WHAT TO DO:
Check each line of the data below for the word "after", then extract the ones that have it.

══ EXTRACTED RECORDS ══

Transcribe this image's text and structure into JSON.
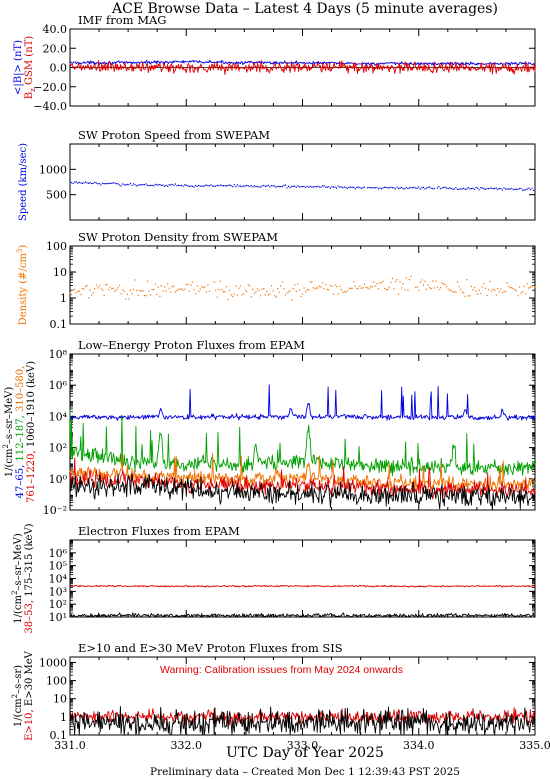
{
  "page": {
    "title": "ACE Browse Data – Latest 4 Days (5 minute averages)",
    "xlabel": "UTC Day of Year 2025",
    "footer": "Preliminary data – Created Mon Dec  1 12:39:43 PST 2025"
  },
  "colors": {
    "blue": "#0000e0",
    "red": "#e00000",
    "green": "#00a000",
    "orange": "#f07000",
    "black": "#000000"
  },
  "chart_data": [
    {
      "type": "line",
      "title": "IMF from MAG",
      "ylabels": [
        {
          "text": "<|B|> (nT)",
          "color": "#0000e0"
        },
        {
          "text": "B",
          "sub": "z",
          "after": " GSM (nT)",
          "color": "#e00000"
        }
      ],
      "scale": "linear",
      "xlim": [
        331.0,
        335.0
      ],
      "ylim": [
        -40,
        40
      ],
      "yticks": [
        -40,
        -20,
        0,
        20,
        40
      ],
      "ytick_labels": [
        "−40.0",
        "−20.0",
        "0.0",
        "20.0",
        "40.0"
      ],
      "zero_line": true,
      "series": [
        {
          "color": "#0000e0",
          "style": "line",
          "knots": [
            [
              331.0,
              5
            ],
            [
              331.5,
              5
            ],
            [
              332.0,
              6
            ],
            [
              332.5,
              5
            ],
            [
              333.0,
              5
            ],
            [
              333.5,
              4
            ],
            [
              334.0,
              4
            ],
            [
              334.5,
              4
            ],
            [
              335.0,
              4
            ]
          ],
          "noise": 0.8,
          "spikes": 0
        },
        {
          "color": "#e00000",
          "style": "line",
          "knots": [
            [
              331.0,
              0
            ],
            [
              332.0,
              0
            ],
            [
              333.0,
              0
            ],
            [
              334.0,
              0
            ],
            [
              335.0,
              0
            ]
          ],
          "noise": 3.0,
          "spikes": 0
        }
      ]
    },
    {
      "type": "line",
      "title": "SW Proton Speed from SWEPAM",
      "ylabels": [
        {
          "text": "Speed (km/sec)",
          "color": "#0000e0"
        }
      ],
      "scale": "linear",
      "xlim": [
        331.0,
        335.0
      ],
      "ylim": [
        0,
        1500
      ],
      "yticks": [
        500,
        1000
      ],
      "ytick_labels": [
        "500",
        "1000"
      ],
      "series": [
        {
          "color": "#0000e0",
          "style": "dots",
          "knots": [
            [
              331.0,
              740
            ],
            [
              331.3,
              720
            ],
            [
              331.6,
              690
            ],
            [
              332.0,
              680
            ],
            [
              332.5,
              670
            ],
            [
              333.0,
              655
            ],
            [
              333.5,
              640
            ],
            [
              334.0,
              630
            ],
            [
              334.5,
              620
            ],
            [
              335.0,
              600
            ]
          ],
          "noise": 12,
          "spikes": 0
        }
      ]
    },
    {
      "type": "line",
      "title": "SW Proton Density from SWEPAM",
      "ylabels": [
        {
          "text": "Density (#/cm",
          "sup": "3",
          "after": ")",
          "color": "#f07000"
        }
      ],
      "scale": "log",
      "xlim": [
        331.0,
        335.0
      ],
      "ylim": [
        0.1,
        100
      ],
      "yticks": [
        0.1,
        1,
        10,
        100
      ],
      "ytick_labels": [
        "0.1",
        "1",
        "10",
        "100"
      ],
      "series": [
        {
          "color": "#f07000",
          "style": "dots",
          "knots": [
            [
              331.0,
              1.4
            ],
            [
              331.2,
              1.8
            ],
            [
              331.5,
              2.0
            ],
            [
              332.0,
              2.2
            ],
            [
              332.5,
              2.0
            ],
            [
              333.0,
              2.1
            ],
            [
              333.5,
              2.8
            ],
            [
              333.9,
              3.4
            ],
            [
              334.2,
              2.4
            ],
            [
              334.6,
              2.0
            ],
            [
              335.0,
              1.9
            ]
          ],
          "noise": 0.15,
          "spikes": 0
        }
      ]
    },
    {
      "type": "line",
      "title": "Low–Energy Proton Fluxes from EPAM",
      "ylabels": [
        {
          "text": "1/(cm",
          "sup": "2",
          "after": "–s–sr–MeV)",
          "color": "#000000"
        },
        {
          "segments": [
            {
              "text": "47–65, ",
              "color": "#0000e0"
            },
            {
              "text": "112–187, ",
              "color": "#00a000"
            },
            {
              "text": "310–580,",
              "color": "#f07000"
            }
          ]
        },
        {
          "segments": [
            {
              "text": "761–1220, ",
              "color": "#e00000"
            },
            {
              "text": "1060–1910 (keV)",
              "color": "#000000"
            }
          ]
        }
      ],
      "scale": "log",
      "xlim": [
        331.0,
        335.0
      ],
      "ylim": [
        0.01,
        100000000
      ],
      "yticks": [
        0.01,
        1,
        100,
        10000,
        1000000,
        100000000
      ],
      "ytick_labels": [
        "10⁻²",
        "10⁰",
        "10²",
        "10⁴",
        "10⁶",
        "10⁸"
      ],
      "series": [
        {
          "color": "#0000e0",
          "style": "line",
          "knots": [
            [
              331.0,
              9000
            ],
            [
              332.0,
              9000
            ],
            [
              333.0,
              9500
            ],
            [
              334.0,
              9000
            ],
            [
              335.0,
              8500
            ]
          ],
          "noise": 0.08,
          "spikes": 14,
          "spike_amp": 1.0,
          "peaks": [
            [
              331.78,
              4
            ],
            [
              332.9,
              3.5
            ],
            [
              333.05,
              8
            ],
            [
              334.4,
              3.5
            ],
            [
              334.72,
              3
            ]
          ]
        },
        {
          "color": "#00a000",
          "style": "line",
          "knots": [
            [
              331.0,
              40
            ],
            [
              331.5,
              10
            ],
            [
              332.0,
              10
            ],
            [
              332.5,
              8
            ],
            [
              333.0,
              15
            ],
            [
              333.5,
              8
            ],
            [
              334.0,
              6
            ],
            [
              334.5,
              5
            ],
            [
              335.0,
              5
            ]
          ],
          "noise": 0.25,
          "spikes": 22,
          "spike_amp": 1.6,
          "peaks": [
            [
              331.78,
              60
            ],
            [
              332.6,
              20
            ],
            [
              333.05,
              100
            ],
            [
              334.3,
              20
            ]
          ]
        },
        {
          "color": "#f07000",
          "style": "line",
          "knots": [
            [
              331.0,
              2.5
            ],
            [
              331.5,
              2
            ],
            [
              332.0,
              1.2
            ],
            [
              332.5,
              1
            ],
            [
              333.0,
              1.2
            ],
            [
              333.5,
              0.6
            ],
            [
              334.0,
              0.5
            ],
            [
              334.5,
              0.4
            ],
            [
              335.0,
              0.5
            ]
          ],
          "noise": 0.22,
          "spikes": 12,
          "spike_amp": 0.8,
          "peaks": [
            [
              333.05,
              10
            ]
          ]
        },
        {
          "color": "#e00000",
          "style": "line",
          "knots": [
            [
              331.0,
              0.8
            ],
            [
              331.5,
              0.9
            ],
            [
              332.0,
              0.5
            ],
            [
              332.5,
              0.35
            ],
            [
              333.0,
              0.4
            ],
            [
              333.5,
              0.25
            ],
            [
              334.0,
              0.2
            ],
            [
              334.5,
              0.2
            ],
            [
              335.0,
              0.2
            ]
          ],
          "noise": 0.25,
          "spikes": 8,
          "spike_amp": 0.5,
          "peaks": []
        },
        {
          "color": "#000000",
          "style": "line",
          "knots": [
            [
              331.0,
              0.3
            ],
            [
              331.5,
              0.4
            ],
            [
              332.0,
              0.2
            ],
            [
              332.5,
              0.15
            ],
            [
              333.0,
              0.1
            ],
            [
              333.5,
              0.09
            ],
            [
              334.0,
              0.08
            ],
            [
              334.5,
              0.07
            ],
            [
              335.0,
              0.06
            ]
          ],
          "noise": 0.35,
          "spikes": 0,
          "peaks": []
        }
      ]
    },
    {
      "type": "line",
      "title": "Electron Fluxes from EPAM",
      "ylabels": [
        {
          "text": "1/(cm",
          "sup": "2",
          "after": "–s–sr–MeV)",
          "color": "#000000"
        },
        {
          "segments": [
            {
              "text": "38–53, ",
              "color": "#e00000"
            },
            {
              "text": "175–315 (keV)",
              "color": "#000000"
            }
          ]
        }
      ],
      "scale": "log",
      "xlim": [
        331.0,
        335.0
      ],
      "ylim": [
        10,
        10000000
      ],
      "yticks": [
        10,
        100,
        1000,
        10000,
        100000,
        1000000
      ],
      "ytick_labels": [
        "10¹",
        "10²",
        "10³",
        "10⁴",
        "10⁵",
        "10⁶"
      ],
      "series": [
        {
          "color": "#e00000",
          "style": "line",
          "knots": [
            [
              331.0,
              2600
            ],
            [
              332.0,
              2500
            ],
            [
              333.0,
              2600
            ],
            [
              334.0,
              2500
            ],
            [
              335.0,
              2600
            ]
          ],
          "noise": 0.03,
          "spikes": 0,
          "peaks": []
        },
        {
          "color": "#000000",
          "style": "line",
          "knots": [
            [
              331.0,
              13
            ],
            [
              333.0,
              13
            ],
            [
              335.0,
              13
            ]
          ],
          "noise": 0.08,
          "spikes": 0,
          "peaks": []
        }
      ]
    },
    {
      "type": "line",
      "title": "E>10 and E>30 MeV Proton Fluxes from SIS",
      "annotation": "Warning: Calibration issues from May 2024 onwards",
      "ylabels": [
        {
          "text": "1/(cm",
          "sup": "2",
          "after": "–s–sr)",
          "color": "#000000"
        },
        {
          "segments": [
            {
              "text": "E>10, ",
              "color": "#e00000"
            },
            {
              "text": "E>30 MeV",
              "color": "#000000"
            }
          ]
        }
      ],
      "scale": "log",
      "xlim": [
        331.0,
        335.0
      ],
      "ylim": [
        0.1,
        2000
      ],
      "yticks": [
        0.1,
        1,
        10,
        100,
        1000
      ],
      "ytick_labels": [
        "0.1",
        "1",
        "10",
        "100",
        "1000"
      ],
      "xticks": [
        331,
        332,
        333,
        334,
        335
      ],
      "xtick_labels": [
        "331.0",
        "332.0",
        "333.0",
        "334.0",
        "335.0"
      ],
      "series": [
        {
          "color": "#e00000",
          "style": "line",
          "knots": [
            [
              331.0,
              1.0
            ],
            [
              333.0,
              1.0
            ],
            [
              335.0,
              1.0
            ]
          ],
          "noise": 0.18,
          "spikes": 0,
          "peaks": []
        },
        {
          "color": "#000000",
          "style": "line",
          "knots": [
            [
              331.0,
              0.45
            ],
            [
              333.0,
              0.45
            ],
            [
              335.0,
              0.45
            ]
          ],
          "noise": 0.35,
          "spikes": 0,
          "peaks": []
        }
      ]
    }
  ]
}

═══

FINAL RESULT:
          "after": " GSM (nT)",
          "after": ")",
          "after": "–s–sr–MeV)",
          "after": "–s–sr–MeV)",
          "after": "–s–sr)",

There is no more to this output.